▶ [WHAT IS ASKED]:
Show all lines holding the string "tinyding".

╭─ EXERCISE DATA

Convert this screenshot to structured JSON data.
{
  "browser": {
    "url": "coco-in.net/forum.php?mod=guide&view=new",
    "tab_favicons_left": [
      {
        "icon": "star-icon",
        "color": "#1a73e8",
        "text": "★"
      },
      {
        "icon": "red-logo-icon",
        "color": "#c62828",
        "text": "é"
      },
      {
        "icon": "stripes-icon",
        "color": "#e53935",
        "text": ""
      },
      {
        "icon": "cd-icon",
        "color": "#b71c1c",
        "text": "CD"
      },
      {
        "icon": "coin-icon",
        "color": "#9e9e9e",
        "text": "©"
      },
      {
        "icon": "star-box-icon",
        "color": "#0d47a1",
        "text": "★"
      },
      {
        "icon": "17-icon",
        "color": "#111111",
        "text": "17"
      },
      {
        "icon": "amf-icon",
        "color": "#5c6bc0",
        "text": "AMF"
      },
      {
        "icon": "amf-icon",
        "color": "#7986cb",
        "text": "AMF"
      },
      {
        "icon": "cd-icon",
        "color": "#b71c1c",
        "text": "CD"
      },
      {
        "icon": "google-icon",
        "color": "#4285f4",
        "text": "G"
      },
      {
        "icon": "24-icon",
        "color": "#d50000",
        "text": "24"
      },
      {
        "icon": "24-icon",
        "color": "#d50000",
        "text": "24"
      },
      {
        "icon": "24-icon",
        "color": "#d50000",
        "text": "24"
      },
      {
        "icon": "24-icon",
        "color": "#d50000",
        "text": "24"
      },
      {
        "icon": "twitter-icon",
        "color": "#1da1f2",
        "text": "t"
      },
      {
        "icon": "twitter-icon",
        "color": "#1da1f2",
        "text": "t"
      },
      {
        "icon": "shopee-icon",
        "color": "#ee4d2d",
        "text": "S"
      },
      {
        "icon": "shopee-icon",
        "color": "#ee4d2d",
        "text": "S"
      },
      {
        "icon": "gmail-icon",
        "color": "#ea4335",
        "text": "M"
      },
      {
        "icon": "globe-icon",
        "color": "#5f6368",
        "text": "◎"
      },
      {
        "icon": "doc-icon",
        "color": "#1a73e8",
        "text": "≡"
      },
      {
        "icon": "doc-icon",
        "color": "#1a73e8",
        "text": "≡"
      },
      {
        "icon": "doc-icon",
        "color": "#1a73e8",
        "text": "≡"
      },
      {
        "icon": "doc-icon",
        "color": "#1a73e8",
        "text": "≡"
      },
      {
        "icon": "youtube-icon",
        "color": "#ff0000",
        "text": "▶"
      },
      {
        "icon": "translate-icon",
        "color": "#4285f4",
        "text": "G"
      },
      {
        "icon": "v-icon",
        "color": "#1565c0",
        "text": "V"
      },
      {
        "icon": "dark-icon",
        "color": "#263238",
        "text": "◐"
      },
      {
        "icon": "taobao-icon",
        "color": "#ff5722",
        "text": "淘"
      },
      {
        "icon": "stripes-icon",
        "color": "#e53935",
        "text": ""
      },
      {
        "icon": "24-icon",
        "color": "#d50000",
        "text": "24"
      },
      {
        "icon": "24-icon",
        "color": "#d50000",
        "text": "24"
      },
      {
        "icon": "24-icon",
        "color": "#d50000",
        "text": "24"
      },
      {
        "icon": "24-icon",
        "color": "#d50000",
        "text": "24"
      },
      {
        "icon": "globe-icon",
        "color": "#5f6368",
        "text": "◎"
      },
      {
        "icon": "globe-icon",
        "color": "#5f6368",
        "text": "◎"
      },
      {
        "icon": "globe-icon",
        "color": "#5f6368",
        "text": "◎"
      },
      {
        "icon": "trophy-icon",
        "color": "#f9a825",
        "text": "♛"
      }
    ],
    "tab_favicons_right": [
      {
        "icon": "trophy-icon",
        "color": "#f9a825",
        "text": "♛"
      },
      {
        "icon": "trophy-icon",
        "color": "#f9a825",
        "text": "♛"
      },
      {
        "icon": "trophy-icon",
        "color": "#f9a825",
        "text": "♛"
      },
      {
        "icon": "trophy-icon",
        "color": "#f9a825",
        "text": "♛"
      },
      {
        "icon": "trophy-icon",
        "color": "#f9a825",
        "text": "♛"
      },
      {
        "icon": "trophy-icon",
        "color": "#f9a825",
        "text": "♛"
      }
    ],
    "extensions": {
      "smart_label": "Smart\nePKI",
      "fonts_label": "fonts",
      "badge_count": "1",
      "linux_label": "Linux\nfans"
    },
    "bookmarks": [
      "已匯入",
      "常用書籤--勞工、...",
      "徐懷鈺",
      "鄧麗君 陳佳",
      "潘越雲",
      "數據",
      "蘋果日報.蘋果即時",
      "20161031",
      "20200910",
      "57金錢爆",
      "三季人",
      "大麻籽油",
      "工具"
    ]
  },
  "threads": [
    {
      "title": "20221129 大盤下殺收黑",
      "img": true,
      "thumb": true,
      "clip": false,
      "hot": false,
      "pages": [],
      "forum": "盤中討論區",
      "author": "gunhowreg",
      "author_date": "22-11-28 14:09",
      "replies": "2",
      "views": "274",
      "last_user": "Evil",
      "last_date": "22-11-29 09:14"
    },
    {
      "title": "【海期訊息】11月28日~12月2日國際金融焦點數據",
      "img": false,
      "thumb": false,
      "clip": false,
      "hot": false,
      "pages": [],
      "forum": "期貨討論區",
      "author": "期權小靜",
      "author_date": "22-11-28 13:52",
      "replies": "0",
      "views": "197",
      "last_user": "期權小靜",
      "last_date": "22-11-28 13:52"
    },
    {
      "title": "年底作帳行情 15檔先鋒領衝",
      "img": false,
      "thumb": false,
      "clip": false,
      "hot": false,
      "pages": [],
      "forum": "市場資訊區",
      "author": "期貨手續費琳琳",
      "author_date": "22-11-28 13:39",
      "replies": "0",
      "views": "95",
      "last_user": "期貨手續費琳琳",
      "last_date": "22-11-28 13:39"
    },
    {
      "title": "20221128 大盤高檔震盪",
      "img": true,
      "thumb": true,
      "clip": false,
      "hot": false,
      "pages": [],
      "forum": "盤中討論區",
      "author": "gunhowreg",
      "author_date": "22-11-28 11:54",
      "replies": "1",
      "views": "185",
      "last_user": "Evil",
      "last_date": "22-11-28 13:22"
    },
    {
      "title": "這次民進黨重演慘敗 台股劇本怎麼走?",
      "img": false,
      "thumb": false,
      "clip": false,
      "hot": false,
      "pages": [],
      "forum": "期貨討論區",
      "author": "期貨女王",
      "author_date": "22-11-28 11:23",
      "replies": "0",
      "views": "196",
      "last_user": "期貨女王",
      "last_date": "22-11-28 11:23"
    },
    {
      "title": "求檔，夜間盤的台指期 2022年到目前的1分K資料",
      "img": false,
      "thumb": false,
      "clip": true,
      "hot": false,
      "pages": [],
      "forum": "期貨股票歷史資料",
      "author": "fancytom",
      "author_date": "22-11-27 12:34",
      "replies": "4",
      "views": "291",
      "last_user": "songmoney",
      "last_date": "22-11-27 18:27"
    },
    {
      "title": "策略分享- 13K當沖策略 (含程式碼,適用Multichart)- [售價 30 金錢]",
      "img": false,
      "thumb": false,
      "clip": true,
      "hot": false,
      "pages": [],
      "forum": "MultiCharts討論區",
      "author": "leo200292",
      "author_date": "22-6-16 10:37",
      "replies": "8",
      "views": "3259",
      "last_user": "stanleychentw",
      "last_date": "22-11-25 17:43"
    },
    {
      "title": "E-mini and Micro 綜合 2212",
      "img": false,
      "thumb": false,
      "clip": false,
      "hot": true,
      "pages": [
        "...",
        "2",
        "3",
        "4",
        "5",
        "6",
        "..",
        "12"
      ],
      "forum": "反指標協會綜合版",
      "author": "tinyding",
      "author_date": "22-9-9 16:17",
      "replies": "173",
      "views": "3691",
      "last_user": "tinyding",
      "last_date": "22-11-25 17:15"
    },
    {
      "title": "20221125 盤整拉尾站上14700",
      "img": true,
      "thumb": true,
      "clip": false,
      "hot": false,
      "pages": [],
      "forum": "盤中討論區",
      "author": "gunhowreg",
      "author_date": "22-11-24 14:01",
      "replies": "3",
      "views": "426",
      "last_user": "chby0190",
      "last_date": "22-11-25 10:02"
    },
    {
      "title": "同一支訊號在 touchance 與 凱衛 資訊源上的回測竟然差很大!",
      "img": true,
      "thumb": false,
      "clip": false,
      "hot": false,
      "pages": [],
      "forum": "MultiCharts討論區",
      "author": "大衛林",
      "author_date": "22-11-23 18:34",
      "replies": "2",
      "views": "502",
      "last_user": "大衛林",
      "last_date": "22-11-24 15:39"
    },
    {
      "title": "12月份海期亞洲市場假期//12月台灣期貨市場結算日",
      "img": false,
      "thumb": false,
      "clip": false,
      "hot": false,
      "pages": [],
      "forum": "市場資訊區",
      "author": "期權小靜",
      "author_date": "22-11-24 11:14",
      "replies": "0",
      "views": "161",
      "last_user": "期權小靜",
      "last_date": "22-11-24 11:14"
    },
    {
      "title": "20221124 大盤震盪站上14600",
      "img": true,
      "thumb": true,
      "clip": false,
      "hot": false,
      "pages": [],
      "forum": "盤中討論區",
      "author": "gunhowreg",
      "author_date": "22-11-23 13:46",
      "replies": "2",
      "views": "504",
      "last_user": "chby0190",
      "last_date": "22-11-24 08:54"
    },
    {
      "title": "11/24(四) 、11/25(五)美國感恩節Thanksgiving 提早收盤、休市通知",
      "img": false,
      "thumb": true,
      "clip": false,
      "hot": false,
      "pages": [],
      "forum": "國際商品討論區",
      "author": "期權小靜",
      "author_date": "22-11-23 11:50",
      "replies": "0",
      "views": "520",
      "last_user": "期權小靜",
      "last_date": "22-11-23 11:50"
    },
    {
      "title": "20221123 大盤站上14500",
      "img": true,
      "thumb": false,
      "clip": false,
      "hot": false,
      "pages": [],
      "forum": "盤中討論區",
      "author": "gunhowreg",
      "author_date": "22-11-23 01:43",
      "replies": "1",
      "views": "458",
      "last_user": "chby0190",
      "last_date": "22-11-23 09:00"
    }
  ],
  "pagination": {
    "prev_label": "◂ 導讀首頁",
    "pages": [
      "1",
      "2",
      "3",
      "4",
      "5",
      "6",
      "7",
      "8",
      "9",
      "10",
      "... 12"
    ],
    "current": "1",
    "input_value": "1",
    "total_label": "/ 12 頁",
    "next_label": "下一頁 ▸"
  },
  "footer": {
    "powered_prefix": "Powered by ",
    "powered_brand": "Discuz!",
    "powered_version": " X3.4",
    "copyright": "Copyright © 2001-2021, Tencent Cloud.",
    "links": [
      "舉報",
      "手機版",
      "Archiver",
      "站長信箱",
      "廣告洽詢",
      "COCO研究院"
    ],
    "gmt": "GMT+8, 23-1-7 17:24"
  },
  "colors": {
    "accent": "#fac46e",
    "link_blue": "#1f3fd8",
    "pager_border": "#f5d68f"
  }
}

╰─

▶ [CORRECT RESPONSE]:
      "author": "tinyding",
      "last_user": "tinyding",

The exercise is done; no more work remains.